What to produce →
Produce a verbatim copy of the entries listed below.

Source data:
══════════════════════════════

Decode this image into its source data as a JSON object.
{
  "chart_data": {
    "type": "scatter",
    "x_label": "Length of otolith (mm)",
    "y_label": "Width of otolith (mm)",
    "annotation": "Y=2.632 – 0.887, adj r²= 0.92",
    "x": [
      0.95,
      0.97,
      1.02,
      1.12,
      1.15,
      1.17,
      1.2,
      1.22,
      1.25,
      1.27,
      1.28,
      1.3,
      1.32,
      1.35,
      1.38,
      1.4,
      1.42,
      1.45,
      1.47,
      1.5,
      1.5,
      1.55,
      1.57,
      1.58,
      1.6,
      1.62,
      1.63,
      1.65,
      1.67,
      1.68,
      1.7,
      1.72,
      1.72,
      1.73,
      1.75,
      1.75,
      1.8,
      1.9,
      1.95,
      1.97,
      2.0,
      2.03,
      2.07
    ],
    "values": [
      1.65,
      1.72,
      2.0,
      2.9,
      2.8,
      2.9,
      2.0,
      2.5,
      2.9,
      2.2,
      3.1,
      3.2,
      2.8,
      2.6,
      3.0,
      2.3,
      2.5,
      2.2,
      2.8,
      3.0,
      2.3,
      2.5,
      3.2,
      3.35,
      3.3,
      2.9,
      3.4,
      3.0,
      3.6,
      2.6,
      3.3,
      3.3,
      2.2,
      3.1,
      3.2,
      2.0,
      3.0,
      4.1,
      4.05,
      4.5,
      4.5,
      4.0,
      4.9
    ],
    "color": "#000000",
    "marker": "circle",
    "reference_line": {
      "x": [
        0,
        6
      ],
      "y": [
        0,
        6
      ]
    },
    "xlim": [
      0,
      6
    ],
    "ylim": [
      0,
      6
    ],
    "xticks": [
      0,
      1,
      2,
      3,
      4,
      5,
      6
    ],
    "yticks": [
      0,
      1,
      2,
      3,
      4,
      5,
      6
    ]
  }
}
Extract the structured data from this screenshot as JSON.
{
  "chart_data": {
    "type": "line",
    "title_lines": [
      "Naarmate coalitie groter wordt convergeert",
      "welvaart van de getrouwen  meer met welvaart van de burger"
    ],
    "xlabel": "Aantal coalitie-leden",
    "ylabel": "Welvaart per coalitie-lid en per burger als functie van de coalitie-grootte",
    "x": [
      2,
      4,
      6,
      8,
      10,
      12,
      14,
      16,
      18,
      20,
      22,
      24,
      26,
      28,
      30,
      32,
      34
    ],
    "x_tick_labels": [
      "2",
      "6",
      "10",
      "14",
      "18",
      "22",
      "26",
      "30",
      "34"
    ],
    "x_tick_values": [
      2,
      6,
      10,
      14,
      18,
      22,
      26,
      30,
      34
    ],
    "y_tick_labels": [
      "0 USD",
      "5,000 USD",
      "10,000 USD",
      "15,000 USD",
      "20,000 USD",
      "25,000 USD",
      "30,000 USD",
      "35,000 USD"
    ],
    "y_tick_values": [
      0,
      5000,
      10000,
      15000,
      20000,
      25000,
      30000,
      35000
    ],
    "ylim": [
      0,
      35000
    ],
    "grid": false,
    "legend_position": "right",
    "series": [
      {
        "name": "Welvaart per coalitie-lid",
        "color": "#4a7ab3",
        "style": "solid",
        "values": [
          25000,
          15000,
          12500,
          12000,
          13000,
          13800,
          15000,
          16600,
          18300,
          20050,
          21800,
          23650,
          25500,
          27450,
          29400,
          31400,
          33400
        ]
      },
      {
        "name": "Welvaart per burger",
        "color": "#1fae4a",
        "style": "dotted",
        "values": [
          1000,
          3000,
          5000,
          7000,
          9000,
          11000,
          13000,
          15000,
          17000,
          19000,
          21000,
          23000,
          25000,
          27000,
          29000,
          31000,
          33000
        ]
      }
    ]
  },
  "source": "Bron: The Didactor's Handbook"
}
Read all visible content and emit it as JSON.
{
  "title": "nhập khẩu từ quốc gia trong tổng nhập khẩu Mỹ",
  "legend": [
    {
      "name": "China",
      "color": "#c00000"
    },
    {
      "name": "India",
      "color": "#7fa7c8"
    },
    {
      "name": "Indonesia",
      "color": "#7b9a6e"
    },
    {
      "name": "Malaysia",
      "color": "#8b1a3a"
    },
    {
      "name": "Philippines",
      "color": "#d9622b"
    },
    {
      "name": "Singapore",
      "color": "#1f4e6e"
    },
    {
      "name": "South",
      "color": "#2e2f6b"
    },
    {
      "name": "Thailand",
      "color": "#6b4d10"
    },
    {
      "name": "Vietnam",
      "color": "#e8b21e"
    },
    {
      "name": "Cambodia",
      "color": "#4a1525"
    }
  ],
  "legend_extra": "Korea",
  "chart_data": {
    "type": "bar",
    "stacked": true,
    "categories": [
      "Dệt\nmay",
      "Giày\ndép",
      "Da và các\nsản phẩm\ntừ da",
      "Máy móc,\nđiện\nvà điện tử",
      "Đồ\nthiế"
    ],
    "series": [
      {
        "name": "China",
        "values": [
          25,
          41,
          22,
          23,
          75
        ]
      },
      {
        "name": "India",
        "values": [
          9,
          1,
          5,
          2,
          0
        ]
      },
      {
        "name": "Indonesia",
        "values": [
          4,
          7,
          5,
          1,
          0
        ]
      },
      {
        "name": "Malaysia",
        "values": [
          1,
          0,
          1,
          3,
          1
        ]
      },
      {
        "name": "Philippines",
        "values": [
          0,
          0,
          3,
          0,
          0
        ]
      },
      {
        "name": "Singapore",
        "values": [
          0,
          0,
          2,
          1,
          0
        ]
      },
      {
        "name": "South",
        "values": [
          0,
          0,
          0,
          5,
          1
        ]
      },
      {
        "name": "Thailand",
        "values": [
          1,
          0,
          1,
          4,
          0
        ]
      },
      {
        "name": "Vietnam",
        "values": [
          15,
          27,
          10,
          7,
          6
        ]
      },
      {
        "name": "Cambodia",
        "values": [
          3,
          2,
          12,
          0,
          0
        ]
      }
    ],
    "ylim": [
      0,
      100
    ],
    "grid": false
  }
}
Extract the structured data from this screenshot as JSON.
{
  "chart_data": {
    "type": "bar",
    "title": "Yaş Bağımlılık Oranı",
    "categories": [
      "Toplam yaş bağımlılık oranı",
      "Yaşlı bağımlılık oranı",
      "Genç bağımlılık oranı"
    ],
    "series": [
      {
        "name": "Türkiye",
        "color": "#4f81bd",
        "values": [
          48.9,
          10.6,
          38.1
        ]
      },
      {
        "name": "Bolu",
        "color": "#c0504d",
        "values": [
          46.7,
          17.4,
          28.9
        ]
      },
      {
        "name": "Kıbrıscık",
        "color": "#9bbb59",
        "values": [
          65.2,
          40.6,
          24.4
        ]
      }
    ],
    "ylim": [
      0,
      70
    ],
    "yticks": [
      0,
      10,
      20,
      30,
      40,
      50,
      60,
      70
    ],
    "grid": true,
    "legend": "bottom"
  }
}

══════════════════════════════

Full solution →
Decode this image into its source data as a JSON object.
{
  "chart_data": {
    "type": "scatter",
    "x_label": "Length of otolith (mm)",
    "y_label": "Width of otolith (mm)",
    "annotation": "Y=2.632 – 0.887, adj r²= 0.92",
    "x": [
      0.95,
      0.97,
      1.02,
      1.12,
      1.15,
      1.17,
      1.2,
      1.22,
      1.25,
      1.27,
      1.28,
      1.3,
      1.32,
      1.35,
      1.38,
      1.4,
      1.42,
      1.45,
      1.47,
      1.5,
      1.5,
      1.55,
      1.57,
      1.58,
      1.6,
      1.62,
      1.63,
      1.65,
      1.67,
      1.68,
      1.7,
      1.72,
      1.72,
      1.73,
      1.75,
      1.75,
      1.8,
      1.9,
      1.95,
      1.97,
      2.0,
      2.03,
      2.07
    ],
    "values": [
      1.65,
      1.72,
      2.0,
      2.9,
      2.8,
      2.9,
      2.0,
      2.5,
      2.9,
      2.2,
      3.1,
      3.2,
      2.8,
      2.6,
      3.0,
      2.3,
      2.5,
      2.2,
      2.8,
      3.0,
      2.3,
      2.5,
      3.2,
      3.35,
      3.3,
      2.9,
      3.4,
      3.0,
      3.6,
      2.6,
      3.3,
      3.3,
      2.2,
      3.1,
      3.2,
      2.0,
      3.0,
      4.1,
      4.05,
      4.5,
      4.5,
      4.0,
      4.9
    ],
    "color": "#000000",
    "marker": "circle",
    "reference_line": {
      "x": [
        0,
        6
      ],
      "y": [
        0,
        6
      ]
    },
    "xlim": [
      0,
      6
    ],
    "ylim": [
      0,
      6
    ],
    "xticks": [
      0,
      1,
      2,
      3,
      4,
      5,
      6
    ],
    "yticks": [
      0,
      1,
      2,
      3,
      4,
      5,
      6
    ]
  }
}
Extract the structured data from this screenshot as JSON.
{
  "chart_data": {
    "type": "line",
    "title_lines": [
      "Naarmate coalitie groter wordt convergeert",
      "welvaart van de getrouwen  meer met welvaart van de burger"
    ],
    "xlabel": "Aantal coalitie-leden",
    "ylabel": "Welvaart per coalitie-lid en per burger als functie van de coalitie-grootte",
    "x": [
      2,
      4,
      6,
      8,
      10,
      12,
      14,
      16,
      18,
      20,
      22,
      24,
      26,
      28,
      30,
      32,
      34
    ],
    "x_tick_labels": [
      "2",
      "6",
      "10",
      "14",
      "18",
      "22",
      "26",
      "30",
      "34"
    ],
    "x_tick_values": [
      2,
      6,
      10,
      14,
      18,
      22,
      26,
      30,
      34
    ],
    "y_tick_labels": [
      "0 USD",
      "5,000 USD",
      "10,000 USD",
      "15,000 USD",
      "20,000 USD",
      "25,000 USD",
      "30,000 USD",
      "35,000 USD"
    ],
    "y_tick_values": [
      0,
      5000,
      10000,
      15000,
      20000,
      25000,
      30000,
      35000
    ],
    "ylim": [
      0,
      35000
    ],
    "grid": false,
    "legend_position": "right",
    "series": [
      {
        "name": "Welvaart per coalitie-lid",
        "color": "#4a7ab3",
        "style": "solid",
        "values": [
          25000,
          15000,
          12500,
          12000,
          13000,
          13800,
          15000,
          16600,
          18300,
          20050,
          21800,
          23650,
          25500,
          27450,
          29400,
          31400,
          33400
        ]
      },
      {
        "name": "Welvaart per burger",
        "color": "#1fae4a",
        "style": "dotted",
        "values": [
          1000,
          3000,
          5000,
          7000,
          9000,
          11000,
          13000,
          15000,
          17000,
          19000,
          21000,
          23000,
          25000,
          27000,
          29000,
          31000,
          33000
        ]
      }
    ]
  },
  "source": "Bron: The Didactor's Handbook"
}
Read all visible content and emit it as JSON.
{
  "title": "nhập khẩu từ quốc gia trong tổng nhập khẩu Mỹ",
  "legend": [
    {
      "name": "China",
      "color": "#c00000"
    },
    {
      "name": "India",
      "color": "#7fa7c8"
    },
    {
      "name": "Indonesia",
      "color": "#7b9a6e"
    },
    {
      "name": "Malaysia",
      "color": "#8b1a3a"
    },
    {
      "name": "Philippines",
      "color": "#d9622b"
    },
    {
      "name": "Singapore",
      "color": "#1f4e6e"
    },
    {
      "name": "South",
      "color": "#2e2f6b"
    },
    {
      "name": "Thailand",
      "color": "#6b4d10"
    },
    {
      "name": "Vietnam",
      "color": "#e8b21e"
    },
    {
      "name": "Cambodia",
      "color": "#4a1525"
    }
  ],
  "legend_extra": "Korea",
  "chart_data": {
    "type": "bar",
    "stacked": true,
    "categories": [
      "Dệt\nmay",
      "Giày\ndép",
      "Da và các\nsản phẩm\ntừ da",
      "Máy móc,\nđiện\nvà điện tử",
      "Đồ\nthiế"
    ],
    "series": [
      {
        "name": "China",
        "values": [
          25,
          41,
          22,
          23,
          75
        ]
      },
      {
        "name": "India",
        "values": [
          9,
          1,
          5,
          2,
          0
        ]
      },
      {
        "name": "Indonesia",
        "values": [
          4,
          7,
          5,
          1,
          0
        ]
      },
      {
        "name": "Malaysia",
        "values": [
          1,
          0,
          1,
          3,
          1
        ]
      },
      {
        "name": "Philippines",
        "values": [
          0,
          0,
          3,
          0,
          0
        ]
      },
      {
        "name": "Singapore",
        "values": [
          0,
          0,
          2,
          1,
          0
        ]
      },
      {
        "name": "South",
        "values": [
          0,
          0,
          0,
          5,
          1
        ]
      },
      {
        "name": "Thailand",
        "values": [
          1,
          0,
          1,
          4,
          0
        ]
      },
      {
        "name": "Vietnam",
        "values": [
          15,
          27,
          10,
          7,
          6
        ]
      },
      {
        "name": "Cambodia",
        "values": [
          3,
          2,
          12,
          0,
          0
        ]
      }
    ],
    "ylim": [
      0,
      100
    ],
    "grid": false
  }
}
Extract the structured data from this screenshot as JSON.
{
  "chart_data": {
    "type": "bar",
    "title": "Yaş Bağımlılık Oranı",
    "categories": [
      "Toplam yaş bağımlılık oranı",
      "Yaşlı bağımlılık oranı",
      "Genç bağımlılık oranı"
    ],
    "series": [
      {
        "name": "Türkiye",
        "color": "#4f81bd",
        "values": [
          48.9,
          10.6,
          38.1
        ]
      },
      {
        "name": "Bolu",
        "color": "#c0504d",
        "values": [
          46.7,
          17.4,
          28.9
        ]
      },
      {
        "name": "Kıbrıscık",
        "color": "#9bbb59",
        "values": [
          65.2,
          40.6,
          24.4
        ]
      }
    ],
    "ylim": [
      0,
      70
    ],
    "yticks": [
      0,
      10,
      20,
      30,
      40,
      50,
      60,
      70
    ],
    "grid": true,
    "legend": "bottom"
  }
}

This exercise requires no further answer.